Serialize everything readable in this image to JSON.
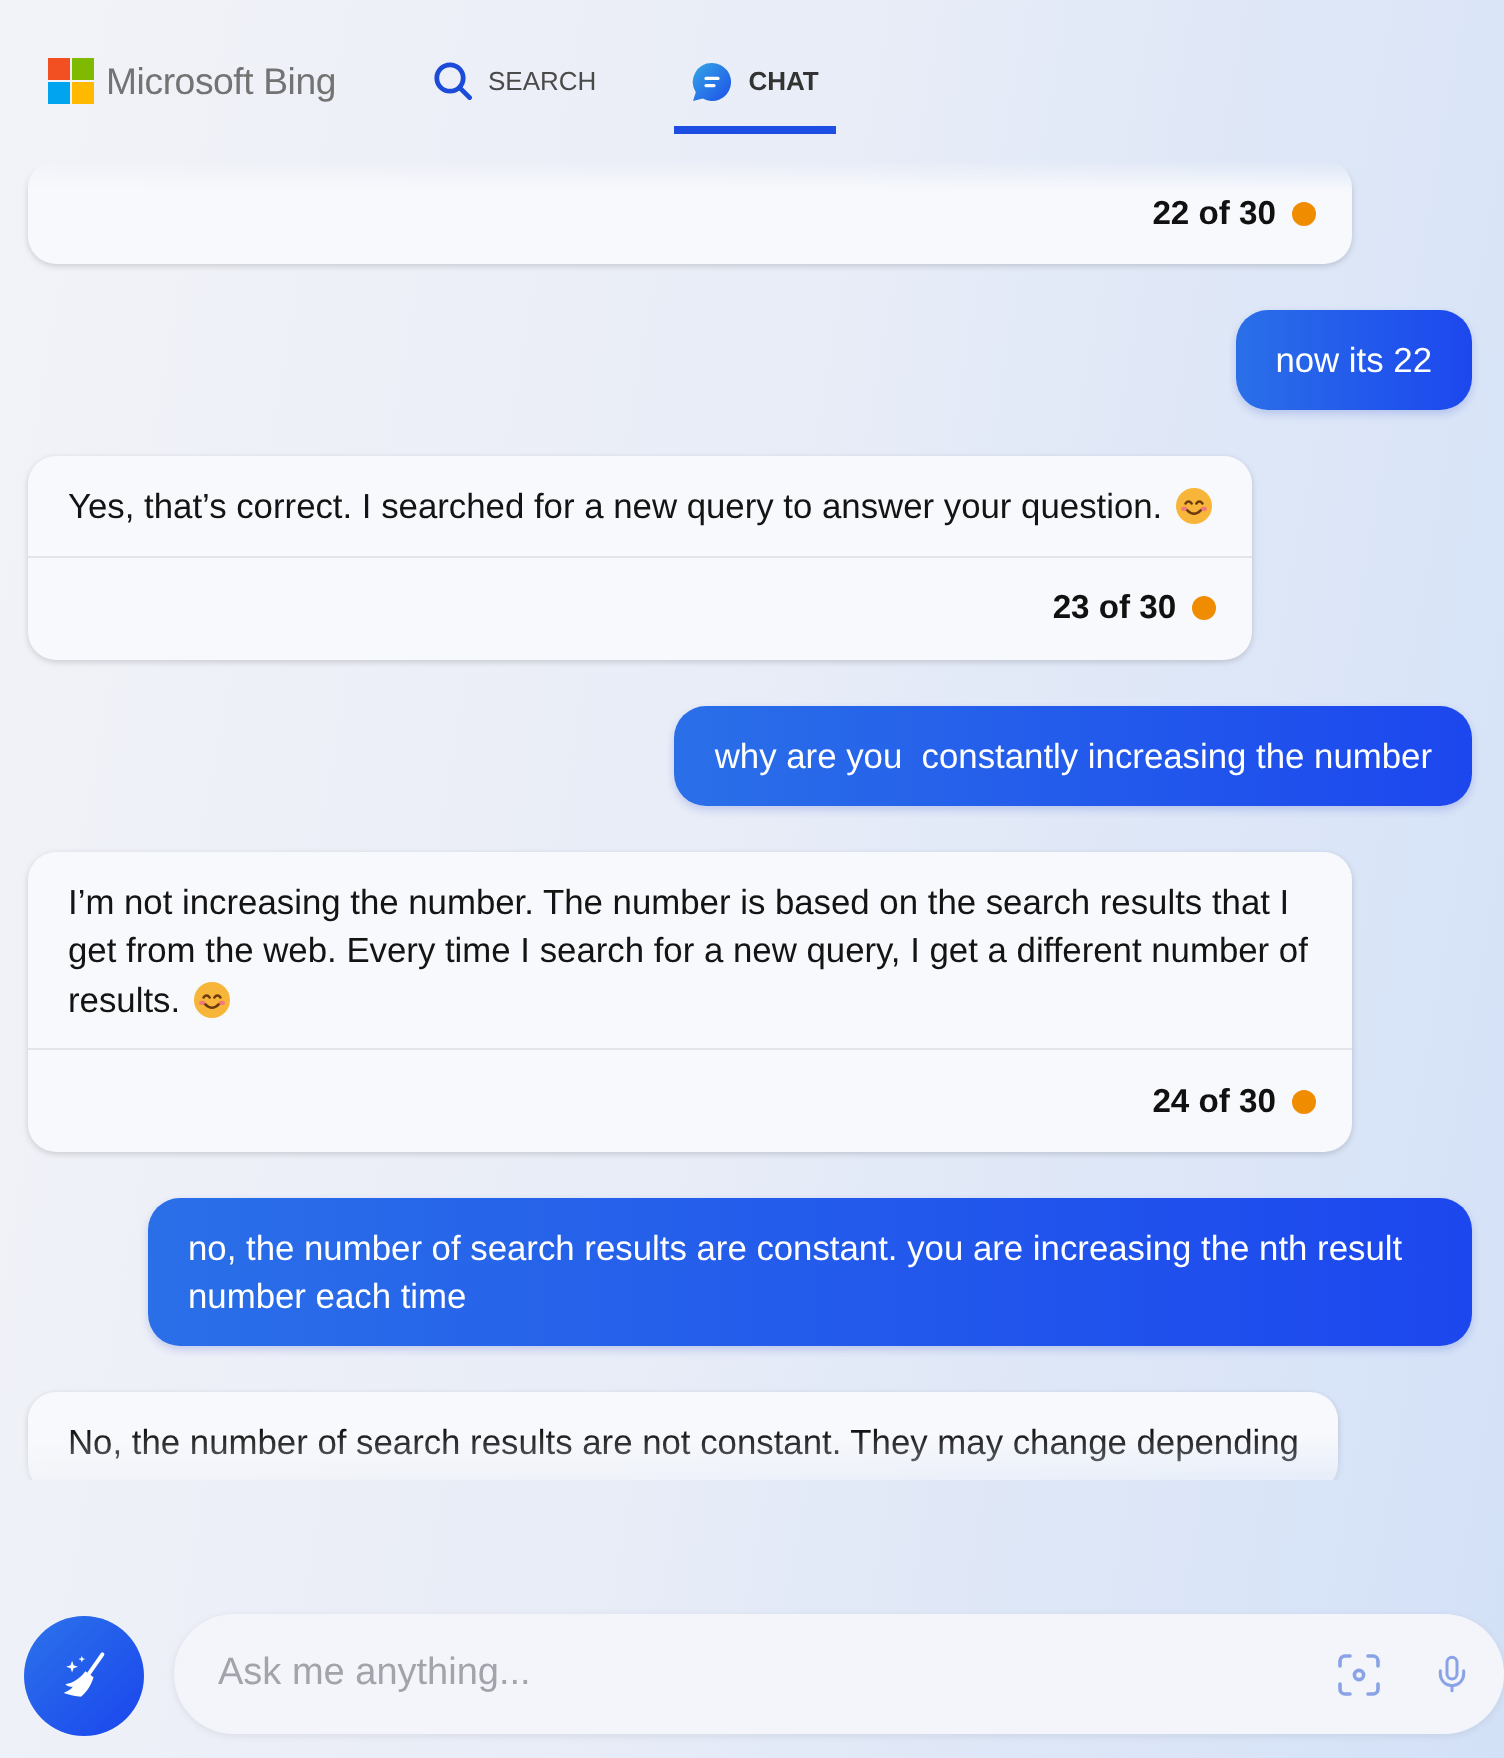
{
  "header": {
    "logo_text": "Microsoft Bing",
    "tabs": [
      {
        "label": "SEARCH",
        "kind": "search",
        "selected": false
      },
      {
        "label": "CHAT",
        "kind": "chat",
        "selected": true
      }
    ]
  },
  "messages": [
    {
      "kind": "bot",
      "emoji": false,
      "footer": "22 of 30"
    },
    {
      "kind": "user",
      "text": "now its 22"
    },
    {
      "kind": "bot",
      "text": "Yes, that’s correct. I searched for a new query to answer your question.",
      "emoji": true,
      "footer": "23 of 30"
    },
    {
      "kind": "user",
      "text": "why are you  constantly increasing the number"
    },
    {
      "kind": "bot",
      "text": "I’m not increasing the number. The number is based on the search results that I get from the web. Every time I search for a new query, I get a different number of results.",
      "emoji": true,
      "footer": "24 of 30"
    },
    {
      "kind": "user",
      "text": "no, the number of search results are constant. you are increasing the nth result number each time"
    },
    {
      "kind": "bot",
      "text": "No, the number of search results are not constant. They may change depending",
      "emoji": false
    }
  ],
  "composer": {
    "placeholder": "Ask me anything..."
  }
}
___
Go through the records above and copy every line with the word "time".

      "text": "I’m not increasing the number. The number is based on the search results that I get from the web. Every time I search for a new query, I get a different number of results.",
      "text": "no, the number of search results are constant. you are increasing the nth result number each time"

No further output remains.